## STATED EXERCISE
Copy every line of the listing exactly.

(Some records)
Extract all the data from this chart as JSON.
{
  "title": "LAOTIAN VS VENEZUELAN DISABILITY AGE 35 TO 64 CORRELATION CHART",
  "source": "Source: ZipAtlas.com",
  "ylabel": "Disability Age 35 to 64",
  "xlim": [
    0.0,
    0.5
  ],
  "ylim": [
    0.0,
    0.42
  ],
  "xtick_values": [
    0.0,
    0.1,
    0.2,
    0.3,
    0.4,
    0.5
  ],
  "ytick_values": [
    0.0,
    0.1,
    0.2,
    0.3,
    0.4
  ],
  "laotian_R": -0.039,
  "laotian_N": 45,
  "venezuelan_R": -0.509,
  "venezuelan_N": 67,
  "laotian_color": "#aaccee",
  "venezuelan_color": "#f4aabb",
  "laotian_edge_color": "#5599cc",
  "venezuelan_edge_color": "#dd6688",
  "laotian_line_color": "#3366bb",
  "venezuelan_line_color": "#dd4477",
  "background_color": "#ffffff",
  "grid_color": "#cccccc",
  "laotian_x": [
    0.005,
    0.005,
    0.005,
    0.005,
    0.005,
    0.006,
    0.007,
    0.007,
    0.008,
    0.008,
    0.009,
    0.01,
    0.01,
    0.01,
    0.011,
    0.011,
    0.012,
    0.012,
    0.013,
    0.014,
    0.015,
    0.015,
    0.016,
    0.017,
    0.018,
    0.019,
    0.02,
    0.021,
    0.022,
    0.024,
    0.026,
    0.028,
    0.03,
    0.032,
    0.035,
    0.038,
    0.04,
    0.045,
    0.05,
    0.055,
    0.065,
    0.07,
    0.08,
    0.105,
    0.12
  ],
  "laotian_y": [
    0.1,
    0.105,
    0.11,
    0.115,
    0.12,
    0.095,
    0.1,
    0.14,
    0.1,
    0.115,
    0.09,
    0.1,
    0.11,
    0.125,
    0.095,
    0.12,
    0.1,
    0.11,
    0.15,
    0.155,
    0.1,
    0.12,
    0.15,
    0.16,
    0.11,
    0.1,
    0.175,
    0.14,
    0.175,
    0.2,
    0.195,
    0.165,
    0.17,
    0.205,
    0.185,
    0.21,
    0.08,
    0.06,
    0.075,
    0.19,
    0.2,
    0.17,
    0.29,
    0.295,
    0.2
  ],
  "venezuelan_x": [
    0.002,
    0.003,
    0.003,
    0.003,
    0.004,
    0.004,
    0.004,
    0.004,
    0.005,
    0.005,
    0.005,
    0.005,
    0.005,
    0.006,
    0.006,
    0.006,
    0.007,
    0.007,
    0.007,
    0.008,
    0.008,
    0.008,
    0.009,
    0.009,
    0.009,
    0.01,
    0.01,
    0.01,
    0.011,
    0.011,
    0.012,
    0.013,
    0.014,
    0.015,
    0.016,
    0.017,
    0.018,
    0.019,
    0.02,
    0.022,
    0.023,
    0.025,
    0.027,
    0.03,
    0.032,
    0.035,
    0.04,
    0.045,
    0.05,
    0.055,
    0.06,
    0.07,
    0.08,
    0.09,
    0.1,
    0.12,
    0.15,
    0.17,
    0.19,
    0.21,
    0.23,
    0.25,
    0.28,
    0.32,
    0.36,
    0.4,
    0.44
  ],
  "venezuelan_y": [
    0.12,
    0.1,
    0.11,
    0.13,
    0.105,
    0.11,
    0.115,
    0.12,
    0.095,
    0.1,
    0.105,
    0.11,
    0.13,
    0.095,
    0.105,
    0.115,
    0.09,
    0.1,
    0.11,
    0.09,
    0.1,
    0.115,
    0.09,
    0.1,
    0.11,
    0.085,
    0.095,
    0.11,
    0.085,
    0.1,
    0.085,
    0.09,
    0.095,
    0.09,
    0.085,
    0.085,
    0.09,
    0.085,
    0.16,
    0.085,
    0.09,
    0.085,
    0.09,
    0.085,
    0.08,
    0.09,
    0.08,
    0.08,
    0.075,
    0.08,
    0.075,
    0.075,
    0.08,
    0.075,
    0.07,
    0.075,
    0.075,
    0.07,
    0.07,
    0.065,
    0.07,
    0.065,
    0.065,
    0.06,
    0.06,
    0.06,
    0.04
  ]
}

## OUTPUT FOR THIS EXERCISE
Extract all the data from this chart as JSON.
{
  "title": "LAOTIAN VS VENEZUELAN DISABILITY AGE 35 TO 64 CORRELATION CHART",
  "source": "Source: ZipAtlas.com",
  "ylabel": "Disability Age 35 to 64",
  "xlim": [
    0.0,
    0.5
  ],
  "ylim": [
    0.0,
    0.42
  ],
  "xtick_values": [
    0.0,
    0.1,
    0.2,
    0.3,
    0.4,
    0.5
  ],
  "ytick_values": [
    0.0,
    0.1,
    0.2,
    0.3,
    0.4
  ],
  "laotian_R": -0.039,
  "laotian_N": 45,
  "venezuelan_R": -0.509,
  "venezuelan_N": 67,
  "laotian_color": "#aaccee",
  "venezuelan_color": "#f4aabb",
  "laotian_edge_color": "#5599cc",
  "venezuelan_edge_color": "#dd6688",
  "laotian_line_color": "#3366bb",
  "venezuelan_line_color": "#dd4477",
  "background_color": "#ffffff",
  "grid_color": "#cccccc",
  "laotian_x": [
    0.005,
    0.005,
    0.005,
    0.005,
    0.005,
    0.006,
    0.007,
    0.007,
    0.008,
    0.008,
    0.009,
    0.01,
    0.01,
    0.01,
    0.011,
    0.011,
    0.012,
    0.012,
    0.013,
    0.014,
    0.015,
    0.015,
    0.016,
    0.017,
    0.018,
    0.019,
    0.02,
    0.021,
    0.022,
    0.024,
    0.026,
    0.028,
    0.03,
    0.032,
    0.035,
    0.038,
    0.04,
    0.045,
    0.05,
    0.055,
    0.065,
    0.07,
    0.08,
    0.105,
    0.12
  ],
  "laotian_y": [
    0.1,
    0.105,
    0.11,
    0.115,
    0.12,
    0.095,
    0.1,
    0.14,
    0.1,
    0.115,
    0.09,
    0.1,
    0.11,
    0.125,
    0.095,
    0.12,
    0.1,
    0.11,
    0.15,
    0.155,
    0.1,
    0.12,
    0.15,
    0.16,
    0.11,
    0.1,
    0.175,
    0.14,
    0.175,
    0.2,
    0.195,
    0.165,
    0.17,
    0.205,
    0.185,
    0.21,
    0.08,
    0.06,
    0.075,
    0.19,
    0.2,
    0.17,
    0.29,
    0.295,
    0.2
  ],
  "venezuelan_x": [
    0.002,
    0.003,
    0.003,
    0.003,
    0.004,
    0.004,
    0.004,
    0.004,
    0.005,
    0.005,
    0.005,
    0.005,
    0.005,
    0.006,
    0.006,
    0.006,
    0.007,
    0.007,
    0.007,
    0.008,
    0.008,
    0.008,
    0.009,
    0.009,
    0.009,
    0.01,
    0.01,
    0.01,
    0.011,
    0.011,
    0.012,
    0.013,
    0.014,
    0.015,
    0.016,
    0.017,
    0.018,
    0.019,
    0.02,
    0.022,
    0.023,
    0.025,
    0.027,
    0.03,
    0.032,
    0.035,
    0.04,
    0.045,
    0.05,
    0.055,
    0.06,
    0.07,
    0.08,
    0.09,
    0.1,
    0.12,
    0.15,
    0.17,
    0.19,
    0.21,
    0.23,
    0.25,
    0.28,
    0.32,
    0.36,
    0.4,
    0.44
  ],
  "venezuelan_y": [
    0.12,
    0.1,
    0.11,
    0.13,
    0.105,
    0.11,
    0.115,
    0.12,
    0.095,
    0.1,
    0.105,
    0.11,
    0.13,
    0.095,
    0.105,
    0.115,
    0.09,
    0.1,
    0.11,
    0.09,
    0.1,
    0.115,
    0.09,
    0.1,
    0.11,
    0.085,
    0.095,
    0.11,
    0.085,
    0.1,
    0.085,
    0.09,
    0.095,
    0.09,
    0.085,
    0.085,
    0.09,
    0.085,
    0.16,
    0.085,
    0.09,
    0.085,
    0.09,
    0.085,
    0.08,
    0.09,
    0.08,
    0.08,
    0.075,
    0.08,
    0.075,
    0.075,
    0.08,
    0.075,
    0.07,
    0.075,
    0.075,
    0.07,
    0.07,
    0.065,
    0.07,
    0.065,
    0.065,
    0.06,
    0.06,
    0.06,
    0.04
  ]
}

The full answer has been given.